Gulls' feet are not adapted for perching on thin wire. This Black-Headed Gull teetered and flapped for a few seconds before it decided that the place was impossible and flew off.

The Grey Heron near the Italian Garden was having a good stretch.

The young one at the Dell restaurant was playing with a dead leaf.

In the water nearby, an immature male Shoveller was finding the leaves no obstacle to feeding.

A skein of Canada Geese flew up the Serpentine.

There was no sign of a Little Owl in the tree near the Albert Memorial until after 3 pm, when the male came out to have a look around. By this time the light was so dim that he was almost invisible.


  1. re Pied Wagtails: in the wild, I think I've mostly seen them on the shores of small rivers and brooks, flat ground anyway. Or was that Grey Wagtails?
    And yes, often in unlikely seeming man-made spaces- like the pavement in the Olympic Park residential area, a most sterile seeming ground.

= = =

**STATED EXERCISE 1:**
Answer these questions about the bird notes:
(a) What was the Grey Heron near the Italian Garden doing?
(b) What was the young one at the Dell restaurant playing with?
(c) After what time did the male Little Owl come out near the Albert Memorial?

**MATERIAL FOR THIS EXERCISE:**
= = =

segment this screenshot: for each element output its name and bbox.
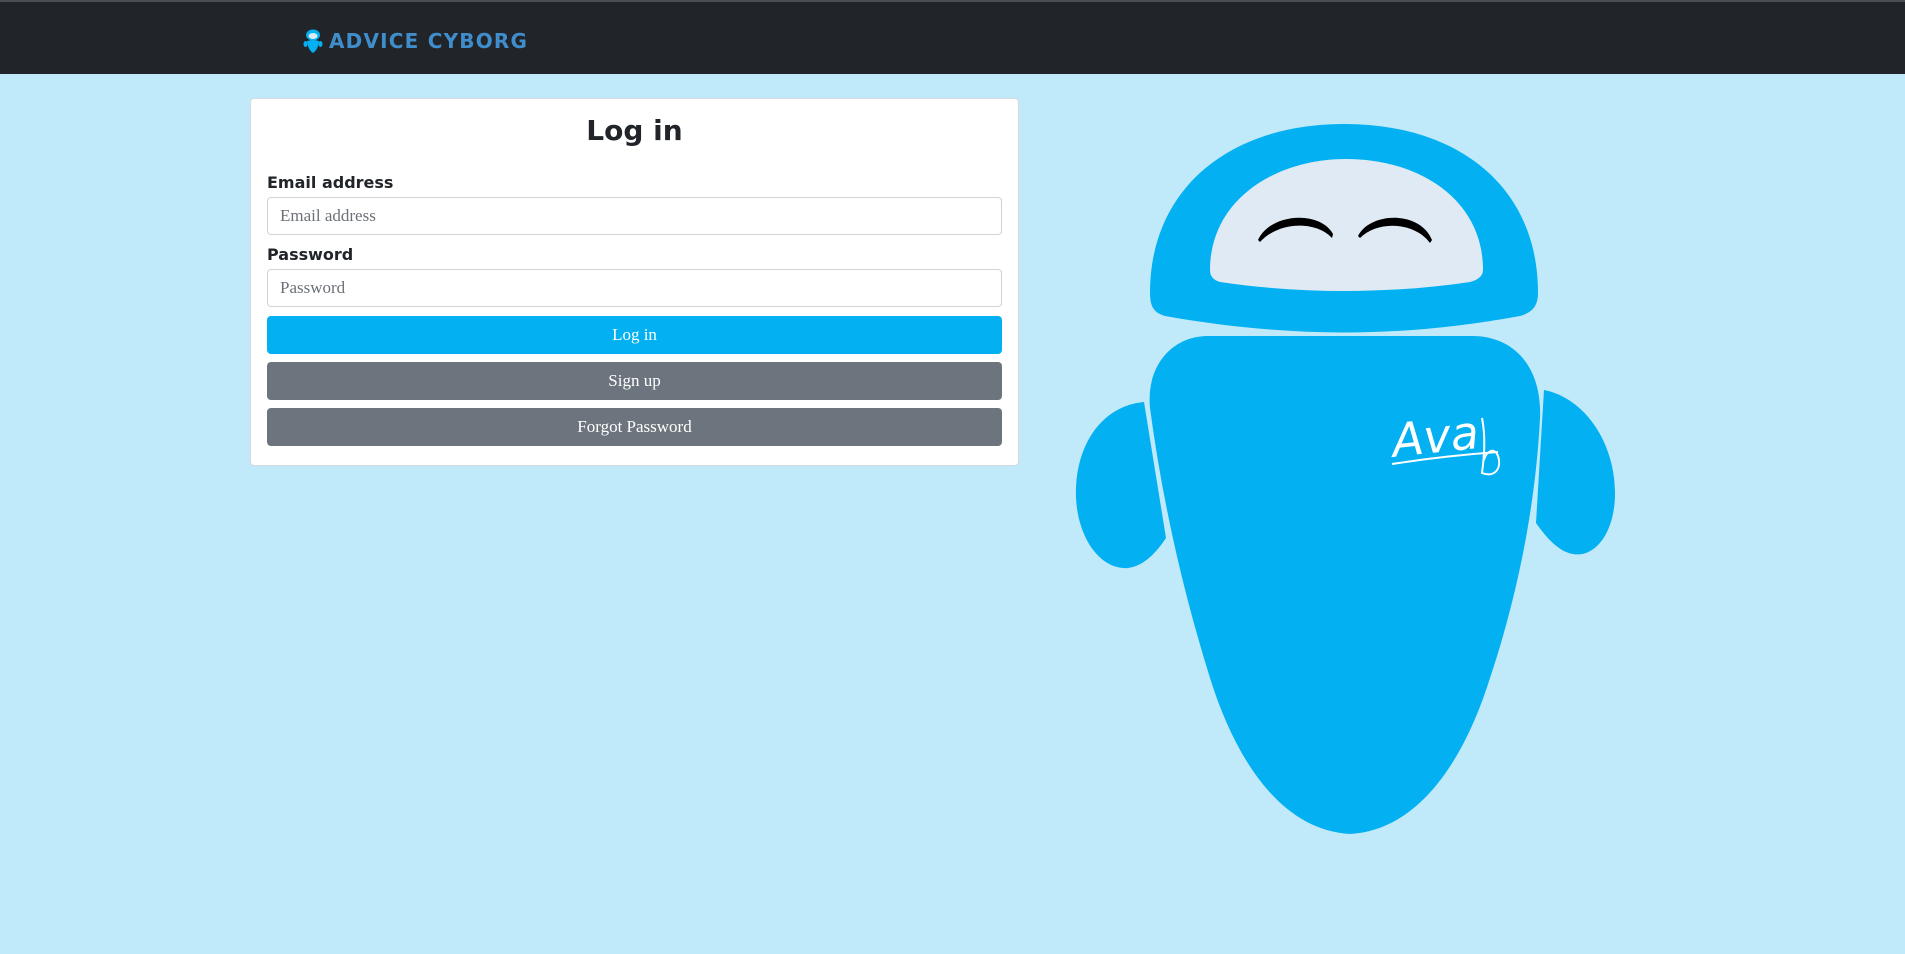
login-title: Log in	[586, 114, 683, 147]
login-button[interactable]: Log in	[267, 316, 1002, 354]
brand-name: ADVICE CYBORG	[329, 29, 529, 53]
email-input[interactable]	[267, 197, 1002, 235]
robot-icon	[303, 29, 323, 53]
mascot-right-arm	[1536, 390, 1615, 555]
signup-button[interactable]: Sign up	[267, 362, 1002, 400]
mascot-left-arm	[1075, 402, 1166, 569]
forgot-password-button[interactable]: Forgot Password	[267, 408, 1002, 446]
password-label: Password	[267, 245, 354, 264]
ava-robot-mascot: Ava	[1075, 124, 1615, 834]
password-input[interactable]	[267, 269, 1002, 307]
login-card: Log in Email address Password Log in Sig…	[250, 98, 1019, 466]
brand-link[interactable]: ADVICE CYBORG	[303, 27, 528, 55]
email-label: Email address	[267, 173, 394, 192]
top-navbar: ADVICE CYBORG	[0, 0, 1905, 74]
mascot-body	[1149, 336, 1541, 834]
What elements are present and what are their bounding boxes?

= = =

**STATED EXERCISE 2:**
Please pull out the lines in the rows from the one with "114, 683, 147]" up to and including the one with "27, 528, 55]", and copy them unchanged.

**WRITTEN ANSWER 1:**
(a) Having a good stretch.
(b) A dead leaf.
(c) After 3 pm.

**WRITTEN ANSWER 2:**
login-title: Log in	[586, 114, 683, 147]
login-button[interactable]: Log in	[267, 316, 1002, 354]
brand-name: ADVICE CYBORG	[329, 29, 529, 53]
email-input[interactable]	[267, 197, 1002, 235]
robot-icon	[303, 29, 323, 53]
mascot-right-arm	[1536, 390, 1615, 555]
signup-button[interactable]: Sign up	[267, 362, 1002, 400]
mascot-left-arm	[1075, 402, 1166, 569]
forgot-password-button[interactable]: Forgot Password	[267, 408, 1002, 446]
password-label: Password	[267, 245, 354, 264]
ava-robot-mascot: Ava	[1075, 124, 1615, 834]
password-input[interactable]	[267, 269, 1002, 307]
login-card: Log in Email address Password Log in Sig…	[250, 98, 1019, 466]
brand-link[interactable]: ADVICE CYBORG	[303, 27, 528, 55]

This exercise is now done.